§ **TRECHO DO DOCUMENTO**:

Há décadas a economia brasileira enfrenta dificuldades para crescer de forma sustentada. Não à toa, a metáfora “voo de galinha” parece se encaixar perfeitamente para definir o desempenho econômico do Brasil ao longo do tempo. Para sair da “armadilha da renda média” – como economistas chamam a dificuldade de uma nação seguir avançando após chegar à metade do processo de desenvolvimento econômico –, será preciso aumentar a produtividade.

Num dos cálculos mais utilizados por economistas, a “produtividade do trabalho” é medida pelo valor agregado total das atividades econômicas no Produto Interno Bruto (PIB) dividido pelo total de horas trabalhadas por todos os empregados, formais e informais. Dessa forma, aumentar a produtividade significa fazer mais com menos.

O Estadão destacou o jornalista Vinicius Neder para produzir esta reportagem que objetiva detalhar a importância de o Brasil aumentar a sua produtividade no próximo governo, seja quem for o eleito em outubro. Afinal, a trajetória da produtividade se confunde com o desenvolvimento econômico.

Qualificação da mão de obra é fundamental para a produtividade
Qualificação da mão de obra é fundamental para a produtividade. WERTHER SANTANA/ESTADÃO

Os países ricos, com os maiores PIB per capita, atingiram essa condição com ganhos de produtividade – os mesmos países também figuram no grupo dos mais produtivos, com algumas poucas trocas de posição. O campeão da produtividade em 2021 foi Luxemburgo, conforme cálculos da entidade empresarial americana The Conference Board. O pequeno reino de 650 mil habitantes, localizado entre a Bélgica, a França e a Alemanha, cuja economia é forte nos serviços financeiros e tecnológicos, tem também o maior PIB per capita do mundo, segundo o FMI.

No ranking da produtividade de 2021, o Brasil está na posição 77, entre 131 países. O País vem logo após a Albânia e à frente do Sri Lanka. Como o tamanho da população conta muito no cálculo, a China está atrás (no 83.º lugar), mas o gigante asiático vem numa frenética corrida de recuperação. Em 2021, a produtividade da economia chinesa foi 31,2 vezes maior do que em 1970, ainda conforme o The Conference Board.

O Brasil, por sua vez, parece ter desistido da corrida de recuperação para alcançar os países desenvolvidos. No mesmo período, a produtividade da economia brasileira cresceu 4,2 vezes. Os dados nacionais confirmam a perda de fôlego. A produtividade do trabalho cresceu apenas 1% ao ano, na média, de 1995 a 2021, mostram cálculos do Observatório da Produtividade Régis Bonelli, do Instituto Brasileiro de Economia da Fundação Getulio Vargas (Ibre/FGV), coordenado pelo economista Fernando Veloso.

A produtividade depende de vários fatores. Geralmente, as economias mais produtivas, e, portanto, mais ricas, adotam as mais modernas tecnologias, têm um bom ambiente de negócios (com burocracia eficiente, segurança jurídica e bom funcionamento do governo), possuem boa infraestrutura (capacidade suficiente de geração de eletricidade, rodovias, ferrovias, portos e aeroportos, telefonia e acesso à internet de qualidade) e se destacam pela alta qualificação da mão de obra.

§ **TAREFAS A REALIZAR**:
**A)** Liste todos os itens de infraestrutura citados no texto sobre produtividade no Brasil.
**B)** Continue o texto sobre produtividade no Brasil a partir do ponto em que ele termina.

Dados registrados

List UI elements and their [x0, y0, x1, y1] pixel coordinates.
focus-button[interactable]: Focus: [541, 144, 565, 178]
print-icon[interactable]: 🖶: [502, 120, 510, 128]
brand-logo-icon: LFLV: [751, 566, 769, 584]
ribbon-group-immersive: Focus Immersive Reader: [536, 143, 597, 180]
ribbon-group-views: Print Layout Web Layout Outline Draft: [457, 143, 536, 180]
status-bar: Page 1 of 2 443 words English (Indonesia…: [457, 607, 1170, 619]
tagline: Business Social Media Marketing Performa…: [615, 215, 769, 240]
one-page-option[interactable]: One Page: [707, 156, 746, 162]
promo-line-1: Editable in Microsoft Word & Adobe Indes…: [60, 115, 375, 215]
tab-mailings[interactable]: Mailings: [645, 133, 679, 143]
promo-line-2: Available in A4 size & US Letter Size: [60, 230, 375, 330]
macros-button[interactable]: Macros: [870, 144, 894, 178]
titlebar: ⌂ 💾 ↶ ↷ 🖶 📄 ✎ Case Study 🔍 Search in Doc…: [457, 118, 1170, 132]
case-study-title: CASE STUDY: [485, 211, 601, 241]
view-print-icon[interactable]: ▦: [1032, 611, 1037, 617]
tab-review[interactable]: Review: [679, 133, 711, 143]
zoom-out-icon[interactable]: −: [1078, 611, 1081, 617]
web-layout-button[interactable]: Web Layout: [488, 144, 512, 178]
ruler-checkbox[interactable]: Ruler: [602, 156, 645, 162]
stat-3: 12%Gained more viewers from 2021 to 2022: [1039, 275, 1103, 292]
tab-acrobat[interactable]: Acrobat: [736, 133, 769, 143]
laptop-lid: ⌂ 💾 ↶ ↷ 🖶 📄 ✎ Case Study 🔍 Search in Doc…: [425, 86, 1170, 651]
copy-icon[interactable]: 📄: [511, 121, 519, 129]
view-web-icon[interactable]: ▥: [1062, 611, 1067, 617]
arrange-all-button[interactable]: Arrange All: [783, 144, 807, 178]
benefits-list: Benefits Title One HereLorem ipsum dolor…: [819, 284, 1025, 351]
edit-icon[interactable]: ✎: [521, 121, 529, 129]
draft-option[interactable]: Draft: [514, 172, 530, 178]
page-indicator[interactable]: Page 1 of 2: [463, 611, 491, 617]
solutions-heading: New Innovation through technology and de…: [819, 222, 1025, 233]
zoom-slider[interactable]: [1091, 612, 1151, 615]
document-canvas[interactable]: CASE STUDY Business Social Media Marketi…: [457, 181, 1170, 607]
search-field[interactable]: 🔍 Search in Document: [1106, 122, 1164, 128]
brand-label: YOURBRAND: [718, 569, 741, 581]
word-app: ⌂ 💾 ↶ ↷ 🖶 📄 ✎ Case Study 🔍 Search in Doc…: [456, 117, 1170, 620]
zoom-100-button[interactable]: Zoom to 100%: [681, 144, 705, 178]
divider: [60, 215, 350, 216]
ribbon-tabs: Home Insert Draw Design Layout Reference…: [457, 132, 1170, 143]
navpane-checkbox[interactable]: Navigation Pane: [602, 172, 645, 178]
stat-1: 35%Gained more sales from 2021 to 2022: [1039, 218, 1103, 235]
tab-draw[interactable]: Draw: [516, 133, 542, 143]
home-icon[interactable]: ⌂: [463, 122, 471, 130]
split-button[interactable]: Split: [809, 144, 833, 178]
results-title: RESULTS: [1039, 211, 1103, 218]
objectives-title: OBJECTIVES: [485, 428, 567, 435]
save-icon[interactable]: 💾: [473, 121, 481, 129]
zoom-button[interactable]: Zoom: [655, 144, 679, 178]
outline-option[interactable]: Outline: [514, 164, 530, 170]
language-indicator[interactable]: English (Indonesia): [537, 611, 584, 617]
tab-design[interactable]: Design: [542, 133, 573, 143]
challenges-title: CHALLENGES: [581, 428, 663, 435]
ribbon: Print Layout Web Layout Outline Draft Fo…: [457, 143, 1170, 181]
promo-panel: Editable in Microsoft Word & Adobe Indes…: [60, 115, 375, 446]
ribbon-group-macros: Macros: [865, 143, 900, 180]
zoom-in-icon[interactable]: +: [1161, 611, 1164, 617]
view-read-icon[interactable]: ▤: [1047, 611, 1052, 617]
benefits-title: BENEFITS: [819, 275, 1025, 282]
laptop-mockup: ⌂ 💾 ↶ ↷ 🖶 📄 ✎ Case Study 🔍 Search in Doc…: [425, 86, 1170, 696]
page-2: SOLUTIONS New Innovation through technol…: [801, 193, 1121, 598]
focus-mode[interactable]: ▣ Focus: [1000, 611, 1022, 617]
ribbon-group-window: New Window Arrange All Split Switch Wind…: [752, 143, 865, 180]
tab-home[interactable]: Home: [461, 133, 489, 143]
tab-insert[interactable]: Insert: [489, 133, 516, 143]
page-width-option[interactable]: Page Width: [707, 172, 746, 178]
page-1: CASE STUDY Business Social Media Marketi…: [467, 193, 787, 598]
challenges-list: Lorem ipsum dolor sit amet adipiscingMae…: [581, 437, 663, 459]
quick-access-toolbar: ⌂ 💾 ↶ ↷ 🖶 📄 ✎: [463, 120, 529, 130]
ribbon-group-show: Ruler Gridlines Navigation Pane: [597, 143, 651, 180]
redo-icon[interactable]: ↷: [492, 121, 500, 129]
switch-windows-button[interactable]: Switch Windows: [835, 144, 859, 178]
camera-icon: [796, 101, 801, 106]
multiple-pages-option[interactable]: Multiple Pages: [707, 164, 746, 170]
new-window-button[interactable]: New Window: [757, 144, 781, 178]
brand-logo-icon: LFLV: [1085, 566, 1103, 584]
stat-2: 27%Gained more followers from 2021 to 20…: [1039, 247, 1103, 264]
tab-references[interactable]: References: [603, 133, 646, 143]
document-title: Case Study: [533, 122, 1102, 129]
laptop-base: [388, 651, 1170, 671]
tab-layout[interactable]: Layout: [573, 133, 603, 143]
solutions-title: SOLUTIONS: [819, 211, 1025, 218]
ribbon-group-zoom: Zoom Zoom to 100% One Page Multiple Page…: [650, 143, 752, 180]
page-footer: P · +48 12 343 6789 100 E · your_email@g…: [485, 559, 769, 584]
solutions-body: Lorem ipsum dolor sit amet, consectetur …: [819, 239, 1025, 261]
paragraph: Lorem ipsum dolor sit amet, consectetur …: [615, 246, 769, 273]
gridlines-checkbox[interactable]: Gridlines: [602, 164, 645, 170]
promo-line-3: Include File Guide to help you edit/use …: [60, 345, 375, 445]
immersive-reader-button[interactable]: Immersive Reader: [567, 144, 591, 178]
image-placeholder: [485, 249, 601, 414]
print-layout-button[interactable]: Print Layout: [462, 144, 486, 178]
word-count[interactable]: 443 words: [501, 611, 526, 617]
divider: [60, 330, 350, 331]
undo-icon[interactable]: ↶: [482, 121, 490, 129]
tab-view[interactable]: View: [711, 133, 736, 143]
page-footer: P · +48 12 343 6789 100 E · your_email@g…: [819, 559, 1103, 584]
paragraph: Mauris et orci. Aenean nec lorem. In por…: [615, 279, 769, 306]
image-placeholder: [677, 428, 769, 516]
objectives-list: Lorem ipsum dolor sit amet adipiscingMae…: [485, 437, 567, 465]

§ **RESPOSTAS POR TAREFA**:
**A)**
- Capacidade suficiente de geração de eletricidade
- Rodovias
- Ferrovias
- Portos
- Aeroportos
- Telefonia
- Acesso à internet de qualidade

**B)**
Por trás do pífio avanço da produtividade no Brasil nas últimas décadas estão, justamente, a infraestrutura precária, a insegurança jurídica para a realização de negócios, o caótico sistema tributário, a atrofia da disponibilidade de crédito, a relativamente baixa penetração de importados no mercado doméstico e a baixa qualidade da formação da maioria dos trabalhadores. Todos esses obstáculos geram custos desnecessários, inimigos da produtividade, afinal, fazer “mais com menos” também significa gerar o maior valor possível com o menor custo possível.

Portanto, elevar a produtividade passa por reformas para vencer os obstáculos, mas não há bala de prata, dizem esses economistas. Algumas reformas levam tempo para mostrar resultados – uma melhoria estrutural na formação dos trabalhadores pode levar uma geração. Por outro lado, outras medidas podem apresentar resultados mais rapidamente. A infraestrutura nacional está tão precária, que incrementos de curto prazo podem destravar logo o crescimento econômico. O sistema tributário é tão caótico, que ajustes pontuais já poderiam fomentar os negócios.

Em documento que reúne 62 propostas em diferentes temas, a Federação das Indústrias do Rio (Firjan) estima que os ganhos de produtividade associados às sugestões poderiam gerar US$ 1,040 trilhão a mais no PIB brasileiro no acumulado dos próximos cinco anos.

“Crescer por meio de acúmulo de fatores de produção tem limitações óbvias. Dada uma quantidade de insumos, trabalho, capital e capital humano, resta combiná-los de maneira a produzir mais. Aumentos de produtividade são manifestações da utilização de maneira mais efetiva dos fatores”, diz Vinicius Carrasco, professor do Departamento de Economia da PUC-Rio e diretor da companhia de máquinas de cartões Stone.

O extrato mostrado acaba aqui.